(Excerpts from a dataset)
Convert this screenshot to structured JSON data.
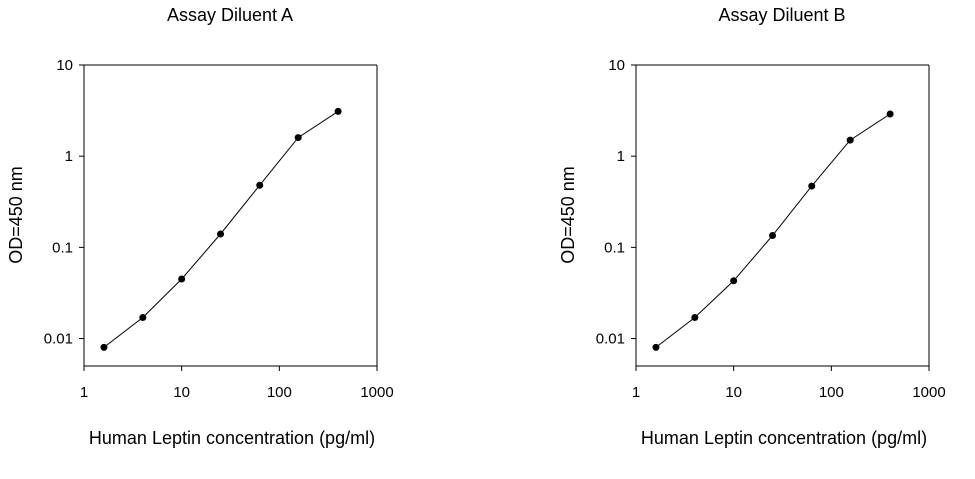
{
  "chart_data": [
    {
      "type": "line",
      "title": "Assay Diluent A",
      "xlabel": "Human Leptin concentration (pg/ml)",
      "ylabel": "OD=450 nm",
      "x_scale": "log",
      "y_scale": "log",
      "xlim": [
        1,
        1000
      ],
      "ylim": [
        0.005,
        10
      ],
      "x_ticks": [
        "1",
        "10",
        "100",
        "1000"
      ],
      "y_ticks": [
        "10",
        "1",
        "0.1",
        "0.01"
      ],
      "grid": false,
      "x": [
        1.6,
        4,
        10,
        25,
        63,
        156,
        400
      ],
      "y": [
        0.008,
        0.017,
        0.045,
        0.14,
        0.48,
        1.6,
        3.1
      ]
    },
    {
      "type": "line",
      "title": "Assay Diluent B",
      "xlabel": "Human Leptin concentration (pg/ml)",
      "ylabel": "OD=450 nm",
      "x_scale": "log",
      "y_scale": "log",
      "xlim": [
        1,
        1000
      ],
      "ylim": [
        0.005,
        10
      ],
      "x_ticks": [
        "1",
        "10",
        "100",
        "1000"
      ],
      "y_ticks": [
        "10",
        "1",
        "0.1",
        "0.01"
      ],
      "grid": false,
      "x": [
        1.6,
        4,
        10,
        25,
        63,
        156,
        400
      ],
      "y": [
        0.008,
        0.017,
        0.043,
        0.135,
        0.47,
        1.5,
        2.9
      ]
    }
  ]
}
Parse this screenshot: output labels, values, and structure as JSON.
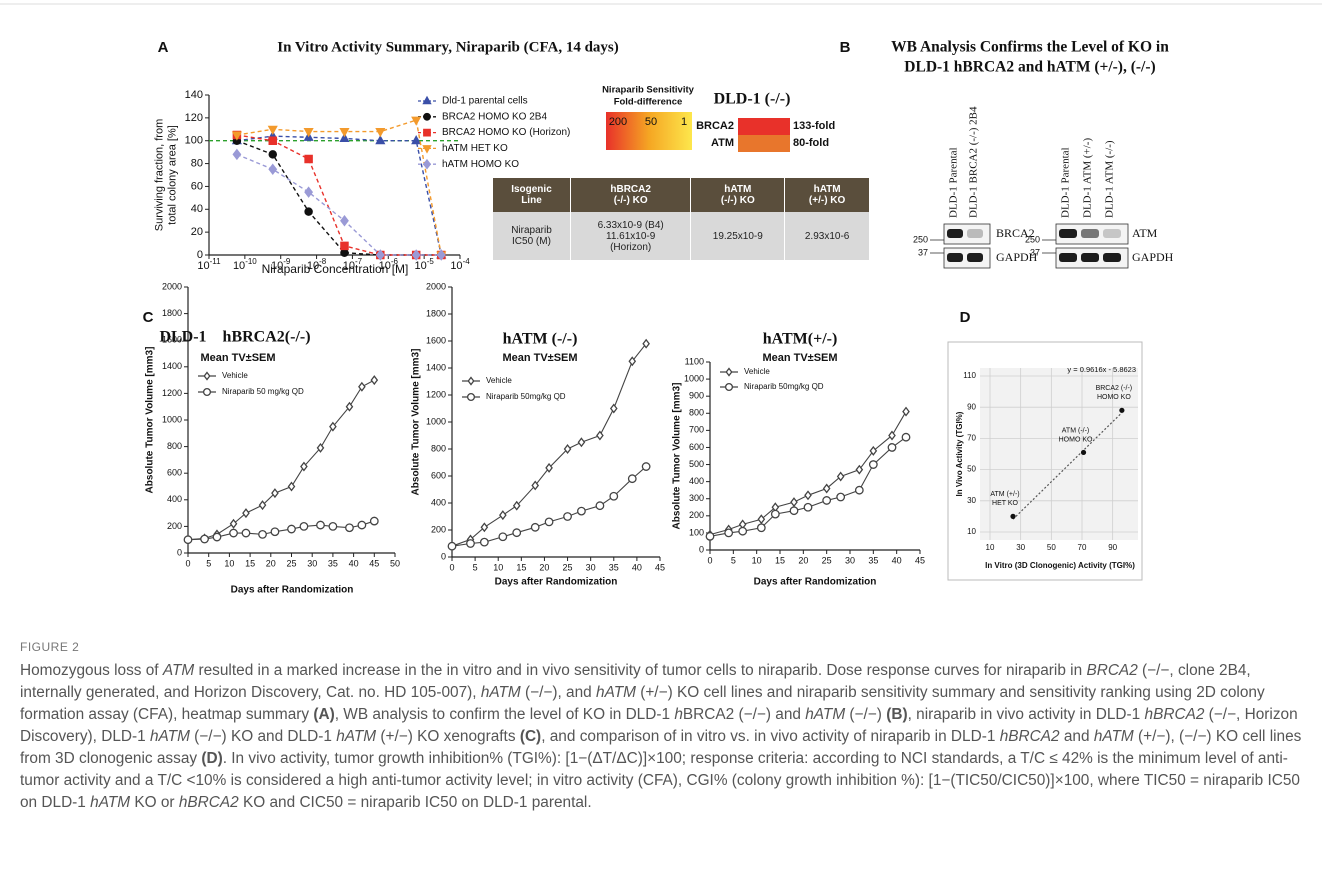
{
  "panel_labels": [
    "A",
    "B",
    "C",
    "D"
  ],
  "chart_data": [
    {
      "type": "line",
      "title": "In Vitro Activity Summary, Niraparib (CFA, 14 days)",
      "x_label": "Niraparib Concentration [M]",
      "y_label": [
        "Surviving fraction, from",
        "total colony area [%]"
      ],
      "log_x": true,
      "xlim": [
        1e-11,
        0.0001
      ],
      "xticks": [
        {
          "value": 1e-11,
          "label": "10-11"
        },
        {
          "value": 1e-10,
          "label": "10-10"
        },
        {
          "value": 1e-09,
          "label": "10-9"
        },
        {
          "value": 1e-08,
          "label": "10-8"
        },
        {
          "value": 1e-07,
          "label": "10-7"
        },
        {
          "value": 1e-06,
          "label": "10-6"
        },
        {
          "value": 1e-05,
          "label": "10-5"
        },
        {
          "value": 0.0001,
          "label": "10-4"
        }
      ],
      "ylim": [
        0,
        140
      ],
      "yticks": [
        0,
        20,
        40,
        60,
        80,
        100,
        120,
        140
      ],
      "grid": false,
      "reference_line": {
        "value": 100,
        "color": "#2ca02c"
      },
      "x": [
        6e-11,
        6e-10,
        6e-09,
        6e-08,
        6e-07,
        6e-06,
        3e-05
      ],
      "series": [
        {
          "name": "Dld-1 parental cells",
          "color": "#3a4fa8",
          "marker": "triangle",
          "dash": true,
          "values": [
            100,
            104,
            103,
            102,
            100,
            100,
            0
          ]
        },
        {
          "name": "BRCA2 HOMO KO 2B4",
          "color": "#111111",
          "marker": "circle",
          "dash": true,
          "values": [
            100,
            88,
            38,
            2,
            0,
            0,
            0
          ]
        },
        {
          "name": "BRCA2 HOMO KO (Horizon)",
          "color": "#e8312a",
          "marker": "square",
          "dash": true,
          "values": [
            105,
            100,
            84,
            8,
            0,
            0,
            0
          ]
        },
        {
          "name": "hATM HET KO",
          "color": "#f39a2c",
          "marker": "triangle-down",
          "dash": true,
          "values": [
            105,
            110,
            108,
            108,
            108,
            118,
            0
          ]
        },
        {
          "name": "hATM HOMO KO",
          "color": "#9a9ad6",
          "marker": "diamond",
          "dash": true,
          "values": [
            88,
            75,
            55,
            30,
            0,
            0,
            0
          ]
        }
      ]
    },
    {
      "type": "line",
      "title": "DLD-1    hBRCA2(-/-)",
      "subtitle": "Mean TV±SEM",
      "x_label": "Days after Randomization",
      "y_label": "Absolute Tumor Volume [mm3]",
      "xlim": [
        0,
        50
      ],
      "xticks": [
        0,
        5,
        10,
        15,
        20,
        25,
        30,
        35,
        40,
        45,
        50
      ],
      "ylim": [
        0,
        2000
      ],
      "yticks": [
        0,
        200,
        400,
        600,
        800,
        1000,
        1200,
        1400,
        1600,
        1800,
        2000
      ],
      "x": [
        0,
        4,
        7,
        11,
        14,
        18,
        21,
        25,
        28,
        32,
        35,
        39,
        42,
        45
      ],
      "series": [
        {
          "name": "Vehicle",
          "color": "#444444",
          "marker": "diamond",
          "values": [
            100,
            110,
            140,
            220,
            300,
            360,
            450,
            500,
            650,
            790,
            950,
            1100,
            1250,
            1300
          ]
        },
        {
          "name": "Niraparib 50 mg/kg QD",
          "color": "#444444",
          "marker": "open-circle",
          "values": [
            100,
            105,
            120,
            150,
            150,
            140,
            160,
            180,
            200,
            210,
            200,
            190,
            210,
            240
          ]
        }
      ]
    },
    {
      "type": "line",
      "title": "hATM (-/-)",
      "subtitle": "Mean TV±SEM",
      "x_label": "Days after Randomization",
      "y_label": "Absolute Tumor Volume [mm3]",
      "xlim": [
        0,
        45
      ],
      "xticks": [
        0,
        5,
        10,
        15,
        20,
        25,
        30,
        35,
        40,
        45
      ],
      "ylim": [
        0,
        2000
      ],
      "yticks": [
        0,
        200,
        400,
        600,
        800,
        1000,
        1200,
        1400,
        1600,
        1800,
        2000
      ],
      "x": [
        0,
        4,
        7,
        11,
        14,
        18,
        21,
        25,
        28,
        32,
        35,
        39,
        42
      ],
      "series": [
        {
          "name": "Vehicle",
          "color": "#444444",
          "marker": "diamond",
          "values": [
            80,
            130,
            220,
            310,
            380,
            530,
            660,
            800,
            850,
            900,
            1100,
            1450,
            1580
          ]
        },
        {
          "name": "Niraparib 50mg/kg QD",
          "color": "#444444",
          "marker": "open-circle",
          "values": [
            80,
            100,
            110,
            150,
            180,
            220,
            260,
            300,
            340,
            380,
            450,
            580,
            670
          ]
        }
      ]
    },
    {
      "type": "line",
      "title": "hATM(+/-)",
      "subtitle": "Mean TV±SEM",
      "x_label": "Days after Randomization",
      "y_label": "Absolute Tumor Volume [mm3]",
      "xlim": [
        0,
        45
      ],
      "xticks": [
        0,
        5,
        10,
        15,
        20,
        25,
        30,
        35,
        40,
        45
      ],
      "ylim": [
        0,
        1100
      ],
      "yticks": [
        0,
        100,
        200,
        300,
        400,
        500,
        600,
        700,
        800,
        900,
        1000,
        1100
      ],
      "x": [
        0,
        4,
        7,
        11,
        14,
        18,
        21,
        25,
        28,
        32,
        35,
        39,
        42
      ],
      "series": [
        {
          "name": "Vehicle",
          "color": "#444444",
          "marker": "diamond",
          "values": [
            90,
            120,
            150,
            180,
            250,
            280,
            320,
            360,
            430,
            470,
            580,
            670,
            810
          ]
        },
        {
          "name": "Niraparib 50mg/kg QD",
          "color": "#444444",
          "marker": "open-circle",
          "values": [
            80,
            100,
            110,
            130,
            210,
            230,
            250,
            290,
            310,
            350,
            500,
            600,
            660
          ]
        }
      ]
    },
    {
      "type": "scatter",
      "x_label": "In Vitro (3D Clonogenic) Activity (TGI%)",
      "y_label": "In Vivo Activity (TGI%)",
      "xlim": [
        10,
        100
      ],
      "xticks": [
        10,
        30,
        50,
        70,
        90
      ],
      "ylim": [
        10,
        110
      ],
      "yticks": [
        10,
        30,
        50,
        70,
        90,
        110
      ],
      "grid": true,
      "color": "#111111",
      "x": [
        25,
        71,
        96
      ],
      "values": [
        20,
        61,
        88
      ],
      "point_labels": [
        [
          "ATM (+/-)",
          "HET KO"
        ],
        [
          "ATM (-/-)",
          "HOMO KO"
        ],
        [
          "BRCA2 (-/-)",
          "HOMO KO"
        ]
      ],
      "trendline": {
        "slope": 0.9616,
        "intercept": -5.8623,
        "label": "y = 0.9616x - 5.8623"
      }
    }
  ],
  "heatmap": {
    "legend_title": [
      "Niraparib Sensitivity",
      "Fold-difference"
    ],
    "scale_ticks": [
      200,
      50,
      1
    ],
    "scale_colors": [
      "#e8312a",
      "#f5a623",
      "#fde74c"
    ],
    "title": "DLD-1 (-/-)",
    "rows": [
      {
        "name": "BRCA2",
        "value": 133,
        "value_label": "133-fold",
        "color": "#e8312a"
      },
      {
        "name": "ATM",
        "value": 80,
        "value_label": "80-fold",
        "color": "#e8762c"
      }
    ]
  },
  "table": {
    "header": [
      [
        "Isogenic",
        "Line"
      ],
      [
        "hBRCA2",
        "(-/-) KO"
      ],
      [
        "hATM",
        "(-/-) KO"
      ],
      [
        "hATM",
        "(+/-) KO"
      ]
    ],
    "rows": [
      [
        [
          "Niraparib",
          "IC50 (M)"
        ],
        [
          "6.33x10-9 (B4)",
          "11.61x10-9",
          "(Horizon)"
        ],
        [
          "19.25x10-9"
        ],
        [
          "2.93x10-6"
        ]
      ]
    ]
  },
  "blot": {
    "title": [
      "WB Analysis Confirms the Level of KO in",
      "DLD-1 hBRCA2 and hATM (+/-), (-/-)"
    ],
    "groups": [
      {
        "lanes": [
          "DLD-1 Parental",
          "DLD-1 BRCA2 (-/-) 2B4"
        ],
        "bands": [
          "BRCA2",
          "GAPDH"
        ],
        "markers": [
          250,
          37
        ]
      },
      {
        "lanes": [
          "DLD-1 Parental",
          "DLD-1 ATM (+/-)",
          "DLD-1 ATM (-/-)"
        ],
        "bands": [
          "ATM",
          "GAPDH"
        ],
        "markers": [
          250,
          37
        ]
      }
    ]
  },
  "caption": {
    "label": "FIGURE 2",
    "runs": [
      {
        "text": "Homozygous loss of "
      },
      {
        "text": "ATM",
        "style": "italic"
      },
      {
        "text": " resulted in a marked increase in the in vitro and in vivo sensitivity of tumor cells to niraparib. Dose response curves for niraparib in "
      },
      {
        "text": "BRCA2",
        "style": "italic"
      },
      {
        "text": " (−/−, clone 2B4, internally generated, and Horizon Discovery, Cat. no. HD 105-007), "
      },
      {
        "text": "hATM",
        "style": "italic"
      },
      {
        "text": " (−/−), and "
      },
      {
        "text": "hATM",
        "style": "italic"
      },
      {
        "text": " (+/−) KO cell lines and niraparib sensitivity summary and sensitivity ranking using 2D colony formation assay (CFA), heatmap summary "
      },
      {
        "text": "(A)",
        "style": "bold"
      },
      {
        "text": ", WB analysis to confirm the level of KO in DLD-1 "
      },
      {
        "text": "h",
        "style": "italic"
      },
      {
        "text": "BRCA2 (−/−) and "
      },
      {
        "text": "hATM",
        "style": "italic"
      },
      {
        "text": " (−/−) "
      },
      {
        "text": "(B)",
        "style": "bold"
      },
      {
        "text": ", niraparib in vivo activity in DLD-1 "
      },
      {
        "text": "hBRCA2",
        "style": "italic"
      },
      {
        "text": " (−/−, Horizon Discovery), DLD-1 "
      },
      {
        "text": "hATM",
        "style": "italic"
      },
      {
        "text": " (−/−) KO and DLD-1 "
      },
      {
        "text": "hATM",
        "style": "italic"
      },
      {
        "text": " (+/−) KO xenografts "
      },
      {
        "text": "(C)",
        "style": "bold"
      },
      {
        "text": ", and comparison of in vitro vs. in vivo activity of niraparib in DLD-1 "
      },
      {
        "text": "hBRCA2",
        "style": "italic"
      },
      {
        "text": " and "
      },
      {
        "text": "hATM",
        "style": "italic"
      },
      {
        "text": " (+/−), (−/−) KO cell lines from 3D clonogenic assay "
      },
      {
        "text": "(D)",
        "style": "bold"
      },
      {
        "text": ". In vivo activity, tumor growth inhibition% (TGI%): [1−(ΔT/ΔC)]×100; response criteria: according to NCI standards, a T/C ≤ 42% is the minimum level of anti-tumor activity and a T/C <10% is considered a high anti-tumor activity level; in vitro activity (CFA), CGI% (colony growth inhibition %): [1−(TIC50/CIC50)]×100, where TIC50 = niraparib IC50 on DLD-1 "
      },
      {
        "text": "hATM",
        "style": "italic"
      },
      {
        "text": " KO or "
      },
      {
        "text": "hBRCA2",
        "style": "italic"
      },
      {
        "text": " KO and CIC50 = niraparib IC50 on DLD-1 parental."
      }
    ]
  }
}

- _WORK ITEM_
As you read the records above, find each line that contains "Horizon" and copy it.

- _ANSWER BOX_
          "name": "BRCA2 HOMO KO (Horizon)",
          "(Horizon)"
        "text": " (−/−, clone 2B4, internally generated, and Horizon Discovery, Cat. no. HD 105-007), "
        "text": " (−/−, Horizon Discovery), DLD-1 "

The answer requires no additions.